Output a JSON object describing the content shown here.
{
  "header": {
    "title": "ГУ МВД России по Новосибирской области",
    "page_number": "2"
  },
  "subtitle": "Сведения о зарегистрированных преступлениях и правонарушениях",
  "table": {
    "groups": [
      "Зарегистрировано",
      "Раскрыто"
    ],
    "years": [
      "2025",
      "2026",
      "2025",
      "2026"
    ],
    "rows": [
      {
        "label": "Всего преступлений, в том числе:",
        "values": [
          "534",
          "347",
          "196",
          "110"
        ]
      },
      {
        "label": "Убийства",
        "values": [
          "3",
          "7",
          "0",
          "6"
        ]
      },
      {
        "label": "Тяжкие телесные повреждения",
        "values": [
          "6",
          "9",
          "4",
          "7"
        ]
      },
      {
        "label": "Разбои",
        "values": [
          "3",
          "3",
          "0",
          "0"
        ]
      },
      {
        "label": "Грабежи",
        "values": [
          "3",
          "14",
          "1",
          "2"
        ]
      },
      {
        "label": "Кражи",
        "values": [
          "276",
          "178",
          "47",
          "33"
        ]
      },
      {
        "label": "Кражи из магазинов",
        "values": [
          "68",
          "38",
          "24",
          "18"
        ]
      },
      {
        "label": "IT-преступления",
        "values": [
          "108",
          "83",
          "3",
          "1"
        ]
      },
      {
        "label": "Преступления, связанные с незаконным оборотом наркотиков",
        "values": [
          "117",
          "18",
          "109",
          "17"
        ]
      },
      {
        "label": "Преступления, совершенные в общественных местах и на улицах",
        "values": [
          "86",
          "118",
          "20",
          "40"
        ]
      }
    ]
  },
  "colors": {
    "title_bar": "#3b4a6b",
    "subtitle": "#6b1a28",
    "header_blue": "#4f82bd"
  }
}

■ ■ ■ ■ ■ ■ ■

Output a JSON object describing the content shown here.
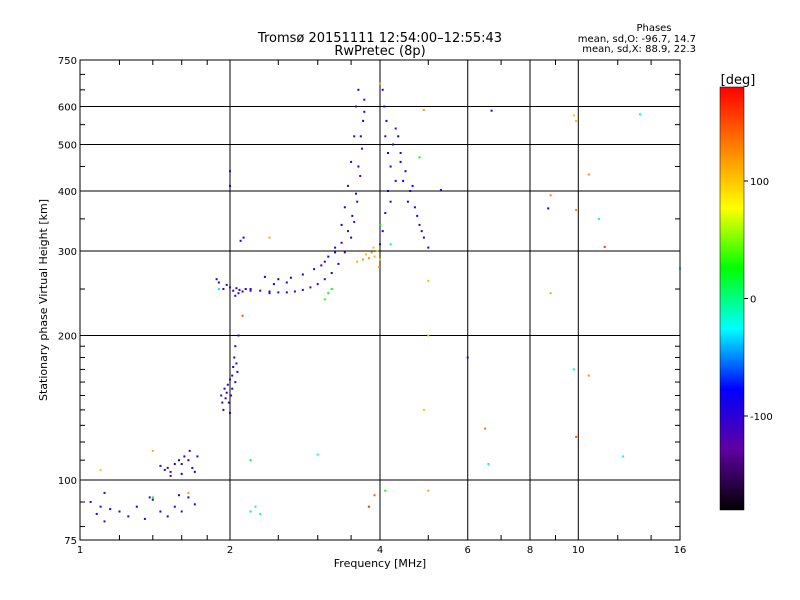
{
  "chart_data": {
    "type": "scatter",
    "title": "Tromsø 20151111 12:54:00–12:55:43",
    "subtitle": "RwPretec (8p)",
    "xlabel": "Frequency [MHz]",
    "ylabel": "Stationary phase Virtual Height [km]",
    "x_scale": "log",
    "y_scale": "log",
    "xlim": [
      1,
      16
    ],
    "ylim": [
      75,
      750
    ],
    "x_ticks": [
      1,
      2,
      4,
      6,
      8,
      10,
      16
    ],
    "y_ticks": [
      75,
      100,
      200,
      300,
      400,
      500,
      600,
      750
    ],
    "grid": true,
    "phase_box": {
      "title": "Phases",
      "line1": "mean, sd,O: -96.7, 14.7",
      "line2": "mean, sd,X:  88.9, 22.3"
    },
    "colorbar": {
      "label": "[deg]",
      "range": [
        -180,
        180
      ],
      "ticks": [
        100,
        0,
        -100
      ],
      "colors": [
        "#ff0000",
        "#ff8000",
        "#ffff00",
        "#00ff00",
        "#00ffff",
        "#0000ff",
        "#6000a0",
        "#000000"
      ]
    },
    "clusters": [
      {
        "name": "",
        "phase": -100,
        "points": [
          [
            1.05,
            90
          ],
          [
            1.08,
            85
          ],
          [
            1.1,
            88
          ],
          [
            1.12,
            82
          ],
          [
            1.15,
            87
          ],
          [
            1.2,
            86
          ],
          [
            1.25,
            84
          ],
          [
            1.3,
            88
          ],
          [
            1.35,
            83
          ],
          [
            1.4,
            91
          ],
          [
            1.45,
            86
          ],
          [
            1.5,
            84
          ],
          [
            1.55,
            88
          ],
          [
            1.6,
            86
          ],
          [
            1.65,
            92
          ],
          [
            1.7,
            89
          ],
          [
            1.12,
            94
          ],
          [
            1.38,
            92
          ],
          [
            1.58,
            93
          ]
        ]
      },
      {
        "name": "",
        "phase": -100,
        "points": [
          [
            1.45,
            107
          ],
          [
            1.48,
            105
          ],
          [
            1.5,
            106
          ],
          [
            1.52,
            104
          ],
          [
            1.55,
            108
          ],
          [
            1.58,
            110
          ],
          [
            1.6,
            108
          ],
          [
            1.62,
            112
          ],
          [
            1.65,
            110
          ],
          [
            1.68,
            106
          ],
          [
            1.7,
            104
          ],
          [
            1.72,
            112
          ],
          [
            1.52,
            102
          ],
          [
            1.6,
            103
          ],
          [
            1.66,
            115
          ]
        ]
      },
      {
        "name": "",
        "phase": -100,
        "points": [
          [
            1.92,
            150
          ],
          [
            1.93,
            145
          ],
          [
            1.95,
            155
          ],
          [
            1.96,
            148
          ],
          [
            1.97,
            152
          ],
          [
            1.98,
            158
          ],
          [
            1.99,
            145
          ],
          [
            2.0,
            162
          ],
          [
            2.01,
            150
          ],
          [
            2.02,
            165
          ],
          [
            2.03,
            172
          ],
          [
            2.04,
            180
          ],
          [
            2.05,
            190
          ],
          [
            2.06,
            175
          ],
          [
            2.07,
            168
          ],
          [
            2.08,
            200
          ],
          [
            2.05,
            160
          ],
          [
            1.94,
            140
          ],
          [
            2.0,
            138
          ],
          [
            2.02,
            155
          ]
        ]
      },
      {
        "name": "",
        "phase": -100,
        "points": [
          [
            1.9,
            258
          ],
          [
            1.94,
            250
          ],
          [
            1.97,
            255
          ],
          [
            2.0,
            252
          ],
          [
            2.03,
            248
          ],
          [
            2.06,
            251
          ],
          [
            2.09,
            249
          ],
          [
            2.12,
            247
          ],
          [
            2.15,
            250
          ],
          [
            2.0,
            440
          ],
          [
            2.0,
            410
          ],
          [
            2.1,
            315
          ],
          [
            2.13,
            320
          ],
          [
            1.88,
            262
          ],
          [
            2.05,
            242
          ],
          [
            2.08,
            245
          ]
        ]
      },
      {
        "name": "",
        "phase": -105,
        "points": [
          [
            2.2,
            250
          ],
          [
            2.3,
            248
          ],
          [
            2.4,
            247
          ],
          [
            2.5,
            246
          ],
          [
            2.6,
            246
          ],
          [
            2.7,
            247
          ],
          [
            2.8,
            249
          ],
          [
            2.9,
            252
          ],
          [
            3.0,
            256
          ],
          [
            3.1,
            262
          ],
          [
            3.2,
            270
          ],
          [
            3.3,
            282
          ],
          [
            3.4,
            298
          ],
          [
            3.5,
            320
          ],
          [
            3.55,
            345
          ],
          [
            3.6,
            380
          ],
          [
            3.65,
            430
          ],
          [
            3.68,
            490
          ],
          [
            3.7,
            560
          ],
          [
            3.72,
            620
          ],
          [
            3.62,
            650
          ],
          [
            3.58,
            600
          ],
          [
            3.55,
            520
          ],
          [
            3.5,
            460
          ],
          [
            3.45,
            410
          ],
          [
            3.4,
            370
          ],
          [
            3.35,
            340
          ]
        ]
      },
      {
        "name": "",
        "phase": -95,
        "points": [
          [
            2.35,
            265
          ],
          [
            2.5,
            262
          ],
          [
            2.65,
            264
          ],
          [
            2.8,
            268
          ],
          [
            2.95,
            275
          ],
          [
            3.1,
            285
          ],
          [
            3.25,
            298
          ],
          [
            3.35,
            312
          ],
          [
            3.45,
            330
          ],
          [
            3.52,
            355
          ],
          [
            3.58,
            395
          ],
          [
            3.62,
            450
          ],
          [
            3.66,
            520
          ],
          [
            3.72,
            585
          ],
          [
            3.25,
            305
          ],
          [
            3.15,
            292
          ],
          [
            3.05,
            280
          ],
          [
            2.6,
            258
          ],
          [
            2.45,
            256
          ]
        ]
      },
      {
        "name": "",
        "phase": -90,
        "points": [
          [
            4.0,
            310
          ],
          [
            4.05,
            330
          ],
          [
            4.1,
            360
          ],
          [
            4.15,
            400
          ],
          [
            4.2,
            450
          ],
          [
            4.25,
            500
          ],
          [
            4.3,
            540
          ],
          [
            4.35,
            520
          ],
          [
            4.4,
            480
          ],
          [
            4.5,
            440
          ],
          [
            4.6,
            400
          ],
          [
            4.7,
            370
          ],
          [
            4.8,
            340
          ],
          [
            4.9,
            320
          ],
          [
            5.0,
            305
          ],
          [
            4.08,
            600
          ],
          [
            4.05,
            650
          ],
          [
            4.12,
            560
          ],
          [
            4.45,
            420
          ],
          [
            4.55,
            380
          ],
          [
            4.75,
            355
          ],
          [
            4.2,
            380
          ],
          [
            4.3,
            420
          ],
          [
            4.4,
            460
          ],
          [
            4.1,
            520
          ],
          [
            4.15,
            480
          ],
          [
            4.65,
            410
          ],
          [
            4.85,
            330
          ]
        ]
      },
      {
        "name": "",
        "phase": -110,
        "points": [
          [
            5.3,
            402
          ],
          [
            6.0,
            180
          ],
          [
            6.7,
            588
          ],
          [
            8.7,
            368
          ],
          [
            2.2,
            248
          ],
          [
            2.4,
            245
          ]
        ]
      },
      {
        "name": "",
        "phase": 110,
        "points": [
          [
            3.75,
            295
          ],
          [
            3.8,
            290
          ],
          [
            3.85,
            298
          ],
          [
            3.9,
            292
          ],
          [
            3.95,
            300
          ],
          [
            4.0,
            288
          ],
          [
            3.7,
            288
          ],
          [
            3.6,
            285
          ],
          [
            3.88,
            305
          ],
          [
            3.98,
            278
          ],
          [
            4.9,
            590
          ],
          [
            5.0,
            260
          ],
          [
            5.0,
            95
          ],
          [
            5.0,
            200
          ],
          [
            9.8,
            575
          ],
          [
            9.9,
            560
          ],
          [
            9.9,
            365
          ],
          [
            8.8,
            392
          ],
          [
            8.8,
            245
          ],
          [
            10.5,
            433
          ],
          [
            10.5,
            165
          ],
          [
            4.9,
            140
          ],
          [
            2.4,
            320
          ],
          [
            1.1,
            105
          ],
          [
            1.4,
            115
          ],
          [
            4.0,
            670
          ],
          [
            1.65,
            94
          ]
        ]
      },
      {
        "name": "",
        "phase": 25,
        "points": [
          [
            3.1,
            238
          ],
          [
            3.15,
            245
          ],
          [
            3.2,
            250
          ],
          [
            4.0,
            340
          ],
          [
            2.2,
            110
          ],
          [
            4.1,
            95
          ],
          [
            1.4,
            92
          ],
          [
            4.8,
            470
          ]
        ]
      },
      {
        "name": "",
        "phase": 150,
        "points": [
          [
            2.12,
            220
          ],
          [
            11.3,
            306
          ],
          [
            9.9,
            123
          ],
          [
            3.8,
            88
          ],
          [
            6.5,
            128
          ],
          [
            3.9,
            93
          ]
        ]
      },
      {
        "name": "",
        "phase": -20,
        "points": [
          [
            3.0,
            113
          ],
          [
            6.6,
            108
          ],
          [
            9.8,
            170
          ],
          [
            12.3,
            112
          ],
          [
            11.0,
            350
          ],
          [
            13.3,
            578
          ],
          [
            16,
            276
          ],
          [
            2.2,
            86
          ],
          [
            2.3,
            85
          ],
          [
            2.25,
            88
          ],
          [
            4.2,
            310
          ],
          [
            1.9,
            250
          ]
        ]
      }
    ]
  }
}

■ ■ ■ ■ ■ ■ ■

Given task: Where a line above contains the string "mean", copy that line.

Output for this task:
      "line1": "mean, sd,O: -96.7, 14.7",
      "line2": "mean, sd,X:  88.9, 22.3"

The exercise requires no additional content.